----- The records -----
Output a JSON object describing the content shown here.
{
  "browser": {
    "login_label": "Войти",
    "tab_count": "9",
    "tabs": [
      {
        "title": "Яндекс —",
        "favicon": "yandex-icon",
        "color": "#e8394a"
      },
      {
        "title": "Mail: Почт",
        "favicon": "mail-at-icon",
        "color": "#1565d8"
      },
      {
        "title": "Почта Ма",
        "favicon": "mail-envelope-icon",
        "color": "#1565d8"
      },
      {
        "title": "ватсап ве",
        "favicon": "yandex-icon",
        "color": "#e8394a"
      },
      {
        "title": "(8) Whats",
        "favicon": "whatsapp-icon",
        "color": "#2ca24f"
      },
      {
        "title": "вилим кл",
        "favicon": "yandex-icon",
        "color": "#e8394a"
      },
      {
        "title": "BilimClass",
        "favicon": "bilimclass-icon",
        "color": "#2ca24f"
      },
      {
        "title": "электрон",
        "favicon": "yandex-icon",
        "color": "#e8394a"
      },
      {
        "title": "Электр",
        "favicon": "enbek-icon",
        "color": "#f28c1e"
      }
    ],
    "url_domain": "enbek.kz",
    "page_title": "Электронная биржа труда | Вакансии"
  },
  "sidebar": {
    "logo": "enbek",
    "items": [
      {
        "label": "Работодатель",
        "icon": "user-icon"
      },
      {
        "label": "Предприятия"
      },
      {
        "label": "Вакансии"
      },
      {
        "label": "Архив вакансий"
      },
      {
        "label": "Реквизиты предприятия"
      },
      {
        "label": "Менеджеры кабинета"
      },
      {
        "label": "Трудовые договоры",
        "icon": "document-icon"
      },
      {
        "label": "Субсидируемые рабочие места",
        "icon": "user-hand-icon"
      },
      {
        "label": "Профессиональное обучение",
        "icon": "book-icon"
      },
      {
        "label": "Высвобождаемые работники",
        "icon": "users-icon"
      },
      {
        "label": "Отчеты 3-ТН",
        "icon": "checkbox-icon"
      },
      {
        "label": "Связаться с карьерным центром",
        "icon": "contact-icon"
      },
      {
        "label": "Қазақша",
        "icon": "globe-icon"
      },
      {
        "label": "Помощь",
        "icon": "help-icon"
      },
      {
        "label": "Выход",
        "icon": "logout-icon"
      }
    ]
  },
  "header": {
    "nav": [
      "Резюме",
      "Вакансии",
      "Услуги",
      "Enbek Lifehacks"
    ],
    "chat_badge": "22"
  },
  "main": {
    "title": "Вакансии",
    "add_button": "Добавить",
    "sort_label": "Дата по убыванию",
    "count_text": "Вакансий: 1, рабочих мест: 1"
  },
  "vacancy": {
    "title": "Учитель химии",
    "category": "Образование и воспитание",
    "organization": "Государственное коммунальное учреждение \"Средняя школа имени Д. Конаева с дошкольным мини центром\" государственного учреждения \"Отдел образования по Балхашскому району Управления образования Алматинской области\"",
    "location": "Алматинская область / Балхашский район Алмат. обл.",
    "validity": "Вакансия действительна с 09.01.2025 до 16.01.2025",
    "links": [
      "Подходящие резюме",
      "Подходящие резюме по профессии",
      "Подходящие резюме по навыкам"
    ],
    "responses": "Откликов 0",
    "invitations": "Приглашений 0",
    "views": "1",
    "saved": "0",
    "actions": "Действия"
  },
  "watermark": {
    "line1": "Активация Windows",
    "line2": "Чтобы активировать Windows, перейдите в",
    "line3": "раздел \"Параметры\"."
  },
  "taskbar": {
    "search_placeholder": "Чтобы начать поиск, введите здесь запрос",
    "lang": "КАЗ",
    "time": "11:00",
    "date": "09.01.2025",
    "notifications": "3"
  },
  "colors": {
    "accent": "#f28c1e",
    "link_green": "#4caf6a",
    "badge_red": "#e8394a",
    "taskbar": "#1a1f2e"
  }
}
-----
Exercise task: In the entries above, find lines with "Чтобы" and copy each.

The answer:
    "line2": "Чтобы активировать Windows, перейдите в",
    "search_placeholder": "Чтобы начать поиск, введите здесь запрос",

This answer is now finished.